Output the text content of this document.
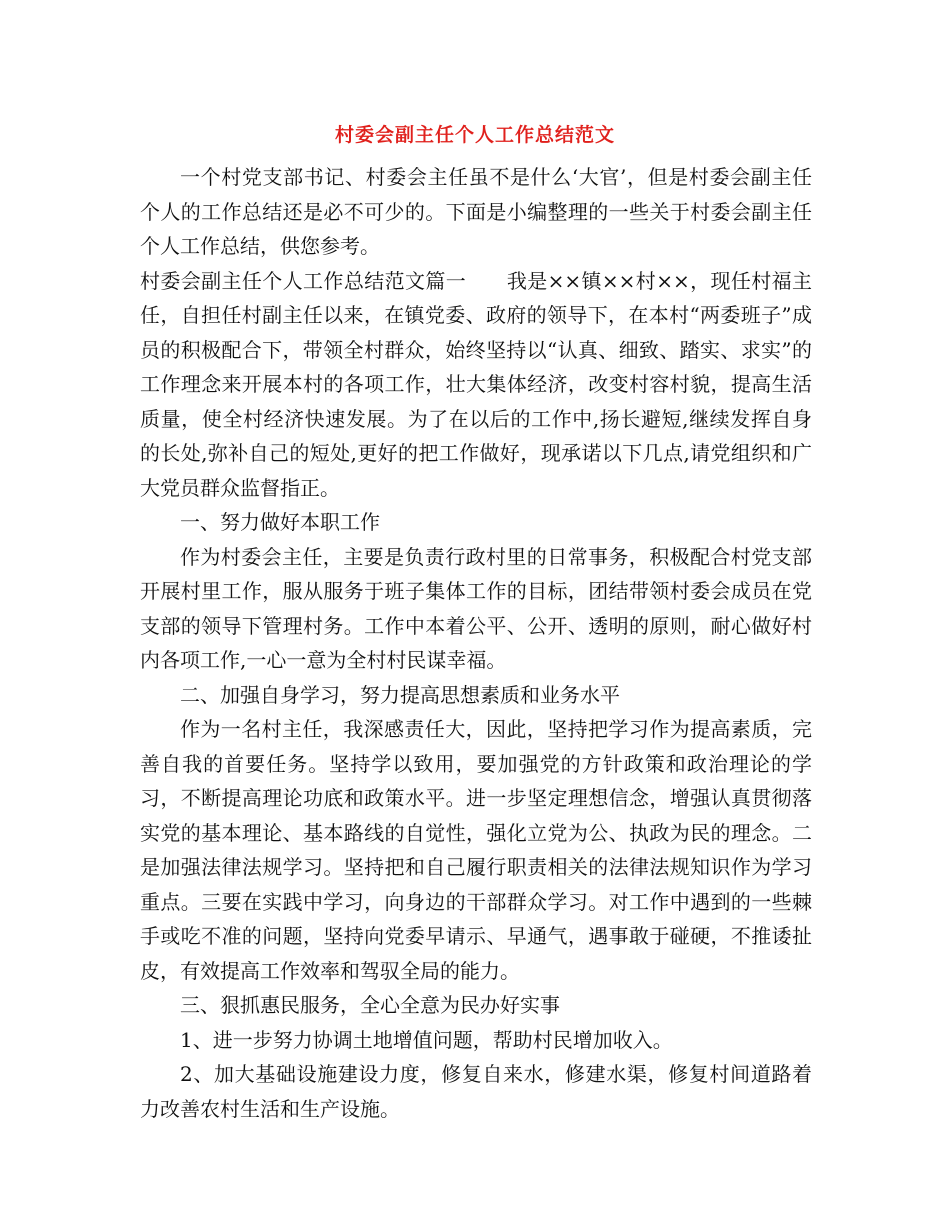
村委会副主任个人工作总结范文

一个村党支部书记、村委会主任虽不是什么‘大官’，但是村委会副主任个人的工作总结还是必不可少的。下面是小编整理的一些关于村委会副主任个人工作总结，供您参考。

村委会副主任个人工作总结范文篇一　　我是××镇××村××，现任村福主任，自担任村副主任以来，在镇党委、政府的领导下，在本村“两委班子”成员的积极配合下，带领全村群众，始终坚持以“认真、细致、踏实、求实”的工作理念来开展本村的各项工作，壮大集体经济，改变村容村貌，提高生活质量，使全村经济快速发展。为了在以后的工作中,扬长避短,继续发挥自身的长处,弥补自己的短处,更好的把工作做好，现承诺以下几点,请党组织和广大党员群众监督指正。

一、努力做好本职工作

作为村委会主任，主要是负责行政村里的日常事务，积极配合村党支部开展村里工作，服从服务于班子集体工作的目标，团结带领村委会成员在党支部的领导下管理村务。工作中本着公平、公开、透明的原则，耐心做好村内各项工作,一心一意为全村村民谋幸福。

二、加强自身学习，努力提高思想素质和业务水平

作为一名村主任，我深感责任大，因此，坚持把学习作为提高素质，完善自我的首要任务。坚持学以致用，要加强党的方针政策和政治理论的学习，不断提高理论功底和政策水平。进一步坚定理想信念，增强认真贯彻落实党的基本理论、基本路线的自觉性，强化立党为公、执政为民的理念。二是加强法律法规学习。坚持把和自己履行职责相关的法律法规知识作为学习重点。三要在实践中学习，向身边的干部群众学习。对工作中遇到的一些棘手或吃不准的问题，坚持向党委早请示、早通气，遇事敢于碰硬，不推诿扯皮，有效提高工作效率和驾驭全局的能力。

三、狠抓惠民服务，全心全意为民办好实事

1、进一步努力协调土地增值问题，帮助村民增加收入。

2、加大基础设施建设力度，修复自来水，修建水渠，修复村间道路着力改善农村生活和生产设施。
* * *
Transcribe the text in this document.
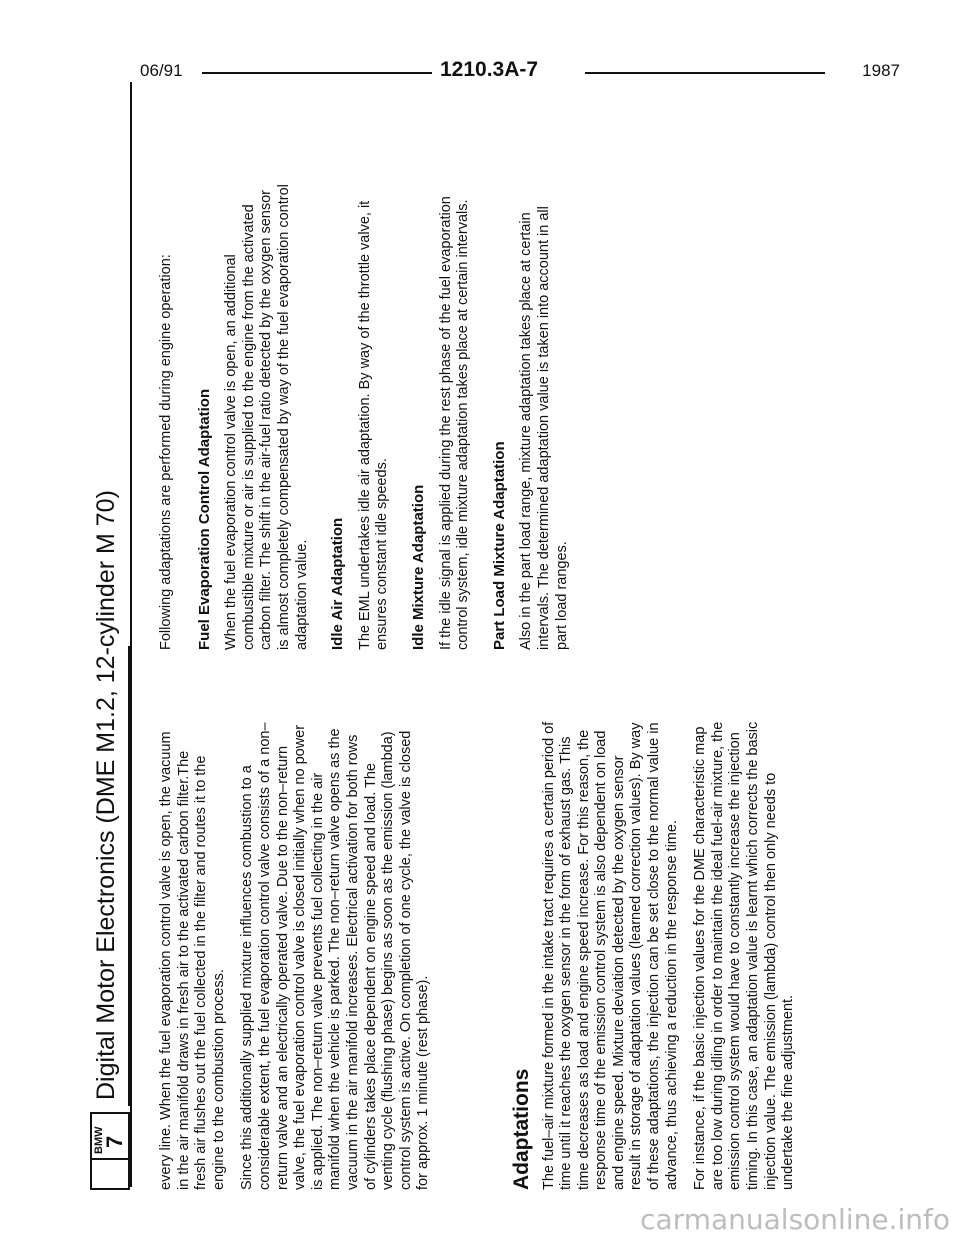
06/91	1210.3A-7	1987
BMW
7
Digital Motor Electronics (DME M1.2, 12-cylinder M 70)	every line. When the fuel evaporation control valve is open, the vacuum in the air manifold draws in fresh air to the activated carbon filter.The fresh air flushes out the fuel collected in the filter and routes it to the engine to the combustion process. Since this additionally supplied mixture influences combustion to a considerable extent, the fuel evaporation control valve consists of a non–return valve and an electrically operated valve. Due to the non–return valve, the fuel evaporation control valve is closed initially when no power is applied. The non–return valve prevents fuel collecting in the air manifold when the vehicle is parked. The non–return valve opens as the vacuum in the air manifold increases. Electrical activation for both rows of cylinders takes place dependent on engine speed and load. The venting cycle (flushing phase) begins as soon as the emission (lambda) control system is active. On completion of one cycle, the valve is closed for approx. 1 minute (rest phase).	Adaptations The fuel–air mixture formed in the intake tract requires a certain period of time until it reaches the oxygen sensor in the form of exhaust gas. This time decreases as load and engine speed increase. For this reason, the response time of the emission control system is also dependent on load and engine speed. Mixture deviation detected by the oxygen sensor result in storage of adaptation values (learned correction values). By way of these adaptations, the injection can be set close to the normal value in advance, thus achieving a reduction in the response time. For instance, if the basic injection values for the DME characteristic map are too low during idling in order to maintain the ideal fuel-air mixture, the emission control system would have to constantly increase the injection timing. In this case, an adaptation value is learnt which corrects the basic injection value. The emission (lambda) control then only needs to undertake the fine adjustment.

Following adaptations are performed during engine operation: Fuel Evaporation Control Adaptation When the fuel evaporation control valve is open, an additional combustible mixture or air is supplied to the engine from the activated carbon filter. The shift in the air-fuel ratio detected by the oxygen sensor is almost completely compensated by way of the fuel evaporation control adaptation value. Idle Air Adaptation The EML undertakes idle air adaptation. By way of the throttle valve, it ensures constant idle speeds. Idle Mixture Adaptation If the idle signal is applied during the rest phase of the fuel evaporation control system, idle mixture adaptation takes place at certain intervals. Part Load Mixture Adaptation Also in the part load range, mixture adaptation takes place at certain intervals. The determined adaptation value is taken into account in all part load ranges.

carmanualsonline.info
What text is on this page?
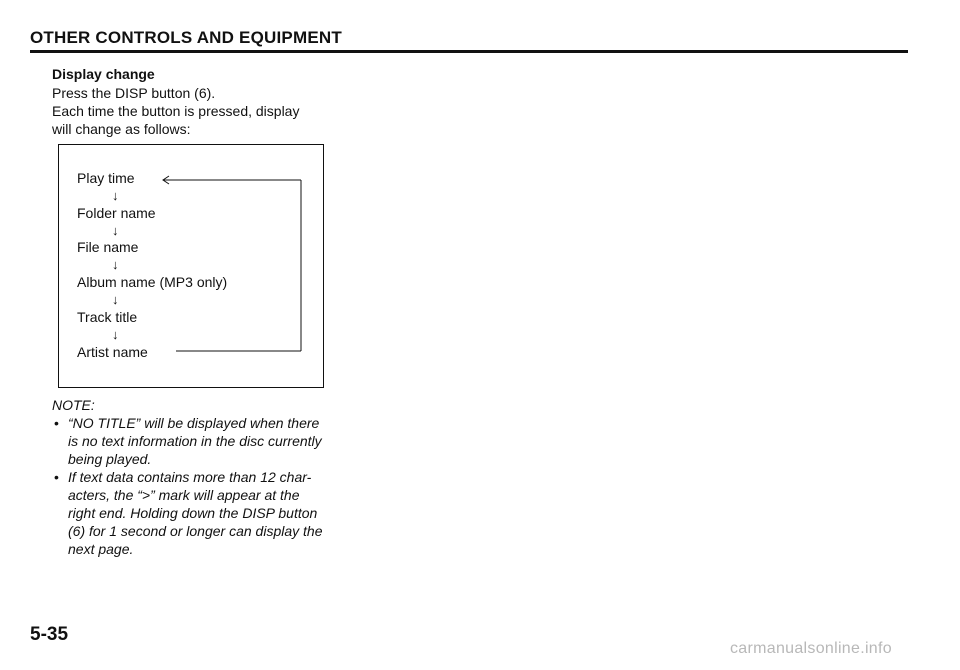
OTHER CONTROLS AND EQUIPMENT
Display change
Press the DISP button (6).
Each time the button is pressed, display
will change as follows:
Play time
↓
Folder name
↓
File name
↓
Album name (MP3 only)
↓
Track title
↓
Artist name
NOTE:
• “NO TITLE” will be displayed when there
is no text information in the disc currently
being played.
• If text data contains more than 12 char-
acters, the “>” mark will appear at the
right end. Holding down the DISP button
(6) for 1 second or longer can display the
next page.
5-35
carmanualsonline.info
---
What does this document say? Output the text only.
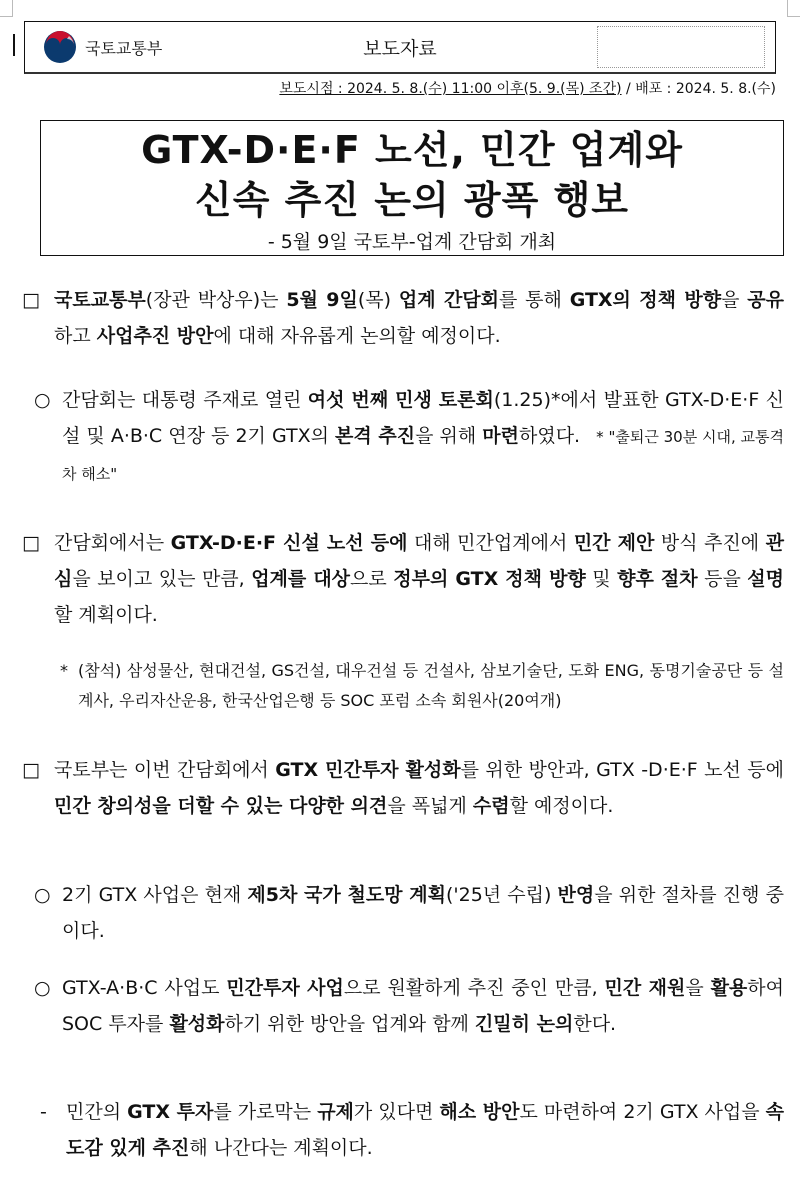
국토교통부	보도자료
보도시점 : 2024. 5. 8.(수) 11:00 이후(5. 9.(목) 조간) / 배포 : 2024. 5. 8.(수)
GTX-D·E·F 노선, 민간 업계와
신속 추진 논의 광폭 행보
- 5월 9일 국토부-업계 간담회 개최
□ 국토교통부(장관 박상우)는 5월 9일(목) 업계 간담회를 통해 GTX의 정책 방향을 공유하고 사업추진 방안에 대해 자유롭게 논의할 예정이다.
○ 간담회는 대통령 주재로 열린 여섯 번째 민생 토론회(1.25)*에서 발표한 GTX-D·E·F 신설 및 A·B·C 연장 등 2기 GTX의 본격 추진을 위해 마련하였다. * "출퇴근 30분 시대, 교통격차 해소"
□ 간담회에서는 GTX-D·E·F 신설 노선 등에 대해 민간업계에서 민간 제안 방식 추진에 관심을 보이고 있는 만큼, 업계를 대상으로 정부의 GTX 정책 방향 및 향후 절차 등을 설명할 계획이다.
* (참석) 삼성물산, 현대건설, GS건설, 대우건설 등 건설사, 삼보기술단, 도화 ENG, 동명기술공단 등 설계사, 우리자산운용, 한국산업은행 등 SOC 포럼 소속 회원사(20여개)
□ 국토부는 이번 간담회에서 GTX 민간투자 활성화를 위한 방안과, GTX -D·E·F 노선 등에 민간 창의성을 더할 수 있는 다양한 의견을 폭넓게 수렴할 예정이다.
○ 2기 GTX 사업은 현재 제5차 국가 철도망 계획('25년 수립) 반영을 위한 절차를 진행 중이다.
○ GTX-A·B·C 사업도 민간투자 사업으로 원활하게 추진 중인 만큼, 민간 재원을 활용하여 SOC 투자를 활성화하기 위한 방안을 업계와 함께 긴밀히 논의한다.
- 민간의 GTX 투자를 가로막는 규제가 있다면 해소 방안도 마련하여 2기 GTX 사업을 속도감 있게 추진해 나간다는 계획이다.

_Problem statement_
Say how many lines in the records above hold "민간투자", and give no other text.

_Expected answer_
2